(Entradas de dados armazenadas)
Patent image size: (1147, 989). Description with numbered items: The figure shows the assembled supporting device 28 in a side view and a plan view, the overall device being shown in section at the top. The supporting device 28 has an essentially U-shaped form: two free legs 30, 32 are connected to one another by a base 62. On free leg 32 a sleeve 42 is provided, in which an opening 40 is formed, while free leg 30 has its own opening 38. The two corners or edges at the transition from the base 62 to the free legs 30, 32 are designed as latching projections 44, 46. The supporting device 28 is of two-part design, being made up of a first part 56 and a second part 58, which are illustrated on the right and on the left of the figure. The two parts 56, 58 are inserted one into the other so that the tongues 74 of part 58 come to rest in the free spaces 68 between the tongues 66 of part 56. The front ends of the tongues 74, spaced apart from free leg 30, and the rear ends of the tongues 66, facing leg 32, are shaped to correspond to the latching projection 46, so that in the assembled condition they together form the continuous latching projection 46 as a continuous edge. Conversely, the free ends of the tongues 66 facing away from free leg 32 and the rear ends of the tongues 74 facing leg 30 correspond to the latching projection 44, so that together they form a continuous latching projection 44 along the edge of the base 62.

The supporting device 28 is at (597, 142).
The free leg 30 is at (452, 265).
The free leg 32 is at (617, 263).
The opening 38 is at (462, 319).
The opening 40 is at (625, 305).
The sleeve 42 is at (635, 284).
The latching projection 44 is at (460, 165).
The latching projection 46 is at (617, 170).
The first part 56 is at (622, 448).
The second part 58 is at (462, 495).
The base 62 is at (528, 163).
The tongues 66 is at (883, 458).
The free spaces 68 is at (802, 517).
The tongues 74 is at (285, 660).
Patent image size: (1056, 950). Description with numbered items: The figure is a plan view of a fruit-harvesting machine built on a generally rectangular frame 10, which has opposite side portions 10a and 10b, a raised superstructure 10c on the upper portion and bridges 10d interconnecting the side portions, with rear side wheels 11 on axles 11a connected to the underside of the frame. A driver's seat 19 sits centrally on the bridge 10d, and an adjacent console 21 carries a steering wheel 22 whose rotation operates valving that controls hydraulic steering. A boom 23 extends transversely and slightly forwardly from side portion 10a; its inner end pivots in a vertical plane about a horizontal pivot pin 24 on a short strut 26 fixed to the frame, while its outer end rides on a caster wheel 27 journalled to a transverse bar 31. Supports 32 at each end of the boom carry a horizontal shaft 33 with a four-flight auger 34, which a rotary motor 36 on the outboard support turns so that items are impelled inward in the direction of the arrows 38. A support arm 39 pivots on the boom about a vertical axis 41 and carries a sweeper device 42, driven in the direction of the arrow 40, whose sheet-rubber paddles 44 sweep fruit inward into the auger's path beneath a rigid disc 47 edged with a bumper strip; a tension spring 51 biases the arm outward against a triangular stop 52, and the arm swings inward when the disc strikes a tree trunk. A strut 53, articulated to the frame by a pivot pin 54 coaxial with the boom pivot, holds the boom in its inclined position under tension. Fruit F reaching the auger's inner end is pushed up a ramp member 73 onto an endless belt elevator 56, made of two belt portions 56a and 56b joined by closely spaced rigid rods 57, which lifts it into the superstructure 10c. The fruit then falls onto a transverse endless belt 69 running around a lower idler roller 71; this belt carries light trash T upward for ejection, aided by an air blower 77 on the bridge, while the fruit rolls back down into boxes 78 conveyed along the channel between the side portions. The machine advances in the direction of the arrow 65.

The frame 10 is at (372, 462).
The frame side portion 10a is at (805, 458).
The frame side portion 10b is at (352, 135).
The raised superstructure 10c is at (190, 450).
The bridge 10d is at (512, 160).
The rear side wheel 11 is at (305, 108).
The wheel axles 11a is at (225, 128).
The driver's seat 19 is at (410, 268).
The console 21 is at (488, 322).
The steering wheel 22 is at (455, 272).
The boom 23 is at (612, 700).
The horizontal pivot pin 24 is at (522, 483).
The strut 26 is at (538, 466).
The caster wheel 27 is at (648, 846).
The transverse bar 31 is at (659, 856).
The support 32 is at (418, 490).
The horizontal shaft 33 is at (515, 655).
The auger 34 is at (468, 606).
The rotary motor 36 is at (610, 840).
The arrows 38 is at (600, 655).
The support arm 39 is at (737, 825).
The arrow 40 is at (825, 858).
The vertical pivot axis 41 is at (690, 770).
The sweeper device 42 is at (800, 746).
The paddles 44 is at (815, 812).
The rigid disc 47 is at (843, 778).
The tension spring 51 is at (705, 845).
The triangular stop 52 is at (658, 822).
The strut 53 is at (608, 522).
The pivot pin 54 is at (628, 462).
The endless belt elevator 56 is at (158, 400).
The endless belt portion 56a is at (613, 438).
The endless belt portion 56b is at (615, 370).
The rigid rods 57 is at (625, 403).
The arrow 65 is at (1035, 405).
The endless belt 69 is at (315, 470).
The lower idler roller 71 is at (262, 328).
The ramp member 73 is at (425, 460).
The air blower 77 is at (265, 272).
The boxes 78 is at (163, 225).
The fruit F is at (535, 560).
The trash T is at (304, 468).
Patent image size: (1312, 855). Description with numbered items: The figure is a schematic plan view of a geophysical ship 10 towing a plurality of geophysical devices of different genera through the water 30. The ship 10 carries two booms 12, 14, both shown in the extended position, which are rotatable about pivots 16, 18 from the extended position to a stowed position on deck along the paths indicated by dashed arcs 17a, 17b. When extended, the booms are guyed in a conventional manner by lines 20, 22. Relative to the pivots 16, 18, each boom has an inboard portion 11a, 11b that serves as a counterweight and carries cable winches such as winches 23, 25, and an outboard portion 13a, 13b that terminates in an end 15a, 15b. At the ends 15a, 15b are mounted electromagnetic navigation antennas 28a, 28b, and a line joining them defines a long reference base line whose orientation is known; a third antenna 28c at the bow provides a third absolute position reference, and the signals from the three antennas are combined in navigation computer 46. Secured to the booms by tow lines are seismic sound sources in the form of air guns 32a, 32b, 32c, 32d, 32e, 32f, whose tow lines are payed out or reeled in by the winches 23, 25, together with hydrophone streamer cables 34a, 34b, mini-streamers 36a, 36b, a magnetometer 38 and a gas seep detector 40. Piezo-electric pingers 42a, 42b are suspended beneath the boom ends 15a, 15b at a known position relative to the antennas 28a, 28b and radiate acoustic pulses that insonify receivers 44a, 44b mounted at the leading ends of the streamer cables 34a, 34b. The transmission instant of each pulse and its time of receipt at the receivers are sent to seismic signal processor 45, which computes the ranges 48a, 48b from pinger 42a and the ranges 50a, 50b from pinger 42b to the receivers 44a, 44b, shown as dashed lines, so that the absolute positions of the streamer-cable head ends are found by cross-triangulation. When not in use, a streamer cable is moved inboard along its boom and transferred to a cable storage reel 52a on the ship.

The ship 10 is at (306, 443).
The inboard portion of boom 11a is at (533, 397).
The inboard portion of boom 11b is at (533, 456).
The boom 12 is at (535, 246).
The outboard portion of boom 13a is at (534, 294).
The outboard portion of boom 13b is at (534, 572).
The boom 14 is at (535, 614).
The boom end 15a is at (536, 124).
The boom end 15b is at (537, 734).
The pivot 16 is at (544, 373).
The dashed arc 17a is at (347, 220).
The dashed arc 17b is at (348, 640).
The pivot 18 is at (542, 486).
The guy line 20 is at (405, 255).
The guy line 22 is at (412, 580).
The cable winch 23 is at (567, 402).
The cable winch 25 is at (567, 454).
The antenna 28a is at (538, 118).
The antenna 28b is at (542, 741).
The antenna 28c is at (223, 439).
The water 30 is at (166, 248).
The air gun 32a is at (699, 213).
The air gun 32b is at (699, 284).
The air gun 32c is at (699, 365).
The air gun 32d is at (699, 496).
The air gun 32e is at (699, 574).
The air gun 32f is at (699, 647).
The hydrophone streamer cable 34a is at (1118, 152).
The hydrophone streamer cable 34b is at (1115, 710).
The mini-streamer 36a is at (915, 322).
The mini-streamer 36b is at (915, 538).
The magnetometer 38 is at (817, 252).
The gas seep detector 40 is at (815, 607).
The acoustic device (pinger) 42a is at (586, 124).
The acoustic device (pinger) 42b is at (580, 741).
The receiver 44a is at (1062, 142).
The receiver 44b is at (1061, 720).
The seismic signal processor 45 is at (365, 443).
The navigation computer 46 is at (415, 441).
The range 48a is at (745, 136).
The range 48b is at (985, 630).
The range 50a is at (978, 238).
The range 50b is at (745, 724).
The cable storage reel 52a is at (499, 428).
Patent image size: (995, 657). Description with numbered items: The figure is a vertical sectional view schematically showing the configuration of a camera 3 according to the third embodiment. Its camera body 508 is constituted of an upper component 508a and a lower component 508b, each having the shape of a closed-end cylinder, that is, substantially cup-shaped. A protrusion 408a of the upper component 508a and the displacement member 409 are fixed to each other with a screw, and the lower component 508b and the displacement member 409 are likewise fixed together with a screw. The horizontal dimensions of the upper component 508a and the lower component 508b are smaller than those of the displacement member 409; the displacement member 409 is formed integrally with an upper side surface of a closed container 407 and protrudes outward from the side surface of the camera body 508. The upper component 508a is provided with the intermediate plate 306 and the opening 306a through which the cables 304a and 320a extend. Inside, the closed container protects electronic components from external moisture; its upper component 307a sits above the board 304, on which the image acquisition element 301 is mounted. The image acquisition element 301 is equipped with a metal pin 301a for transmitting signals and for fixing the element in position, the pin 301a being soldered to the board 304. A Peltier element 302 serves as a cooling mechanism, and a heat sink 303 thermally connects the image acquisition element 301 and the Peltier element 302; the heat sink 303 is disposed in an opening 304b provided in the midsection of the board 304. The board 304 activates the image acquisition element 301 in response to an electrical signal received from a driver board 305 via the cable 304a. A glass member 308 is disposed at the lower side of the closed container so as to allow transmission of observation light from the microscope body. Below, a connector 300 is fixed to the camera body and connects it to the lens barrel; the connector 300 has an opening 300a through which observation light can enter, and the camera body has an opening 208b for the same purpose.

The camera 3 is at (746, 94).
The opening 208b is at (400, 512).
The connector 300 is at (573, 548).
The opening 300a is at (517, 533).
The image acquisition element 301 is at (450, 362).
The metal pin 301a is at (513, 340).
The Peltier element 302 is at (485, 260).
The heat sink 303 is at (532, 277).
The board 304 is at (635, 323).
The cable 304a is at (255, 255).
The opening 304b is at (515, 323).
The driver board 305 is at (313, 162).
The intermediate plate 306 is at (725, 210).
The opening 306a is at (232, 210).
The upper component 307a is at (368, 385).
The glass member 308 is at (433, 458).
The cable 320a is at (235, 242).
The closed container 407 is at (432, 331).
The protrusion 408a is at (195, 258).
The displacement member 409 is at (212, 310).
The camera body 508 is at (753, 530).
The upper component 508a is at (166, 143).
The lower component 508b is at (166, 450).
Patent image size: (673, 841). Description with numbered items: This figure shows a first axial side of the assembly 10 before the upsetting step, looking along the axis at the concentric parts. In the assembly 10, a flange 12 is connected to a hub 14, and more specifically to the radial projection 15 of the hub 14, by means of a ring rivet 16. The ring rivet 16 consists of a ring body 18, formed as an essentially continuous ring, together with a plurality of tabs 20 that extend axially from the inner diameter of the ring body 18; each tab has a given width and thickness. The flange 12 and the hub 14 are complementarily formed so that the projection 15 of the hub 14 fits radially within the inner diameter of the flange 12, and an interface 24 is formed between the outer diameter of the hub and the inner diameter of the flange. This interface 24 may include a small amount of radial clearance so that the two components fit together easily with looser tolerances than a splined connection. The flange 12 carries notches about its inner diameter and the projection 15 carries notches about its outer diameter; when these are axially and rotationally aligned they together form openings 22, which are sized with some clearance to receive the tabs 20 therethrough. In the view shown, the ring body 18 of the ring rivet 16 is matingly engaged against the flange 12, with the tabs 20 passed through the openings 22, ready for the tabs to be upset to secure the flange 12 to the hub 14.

→ **PROBLEMA A RESOLVER**
Redigite sem nenhuma alteração as linhas que vão do início dos dados até a linha que contém "The opening 40 is at (625, 305).", incluindo ambas as extremidades.

→ **RESULTADO DA TAREFA**
Patent image size: (1147, 989). Description with numbered items: The figure shows the assembled supporting device 28 in a side view and a plan view, the overall device being shown in section at the top. The supporting device 28 has an essentially U-shaped form: two free legs 30, 32 are connected to one another by a base 62. On free leg 32 a sleeve 42 is provided, in which an opening 40 is formed, while free leg 30 has its own opening 38. The two corners or edges at the transition from the base 62 to the free legs 30, 32 are designed as latching projections 44, 46. The supporting device 28 is of two-part design, being made up of a first part 56 and a second part 58, which are illustrated on the right and on the left of the figure. The two parts 56, 58 are inserted one into the other so that the tongues 74 of part 58 come to rest in the free spaces 68 between the tongues 66 of part 56. The front ends of the tongues 74, spaced apart from free leg 30, and the rear ends of the tongues 66, facing leg 32, are shaped to correspond to the latching projection 46, so that in the assembled condition they together form the continuous latching projection 46 as a continuous edge. Conversely, the free ends of the tongues 66 facing away from free leg 32 and the rear ends of the tongues 74 facing leg 30 correspond to the latching projection 44, so that together they form a continuous latching projection 44 along the edge of the base 62.

The supporting device 28 is at (597, 142).
The free leg 30 is at (452, 265).
The free leg 32 is at (617, 263).
The opening 38 is at (462, 319).
The opening 40 is at (625, 305).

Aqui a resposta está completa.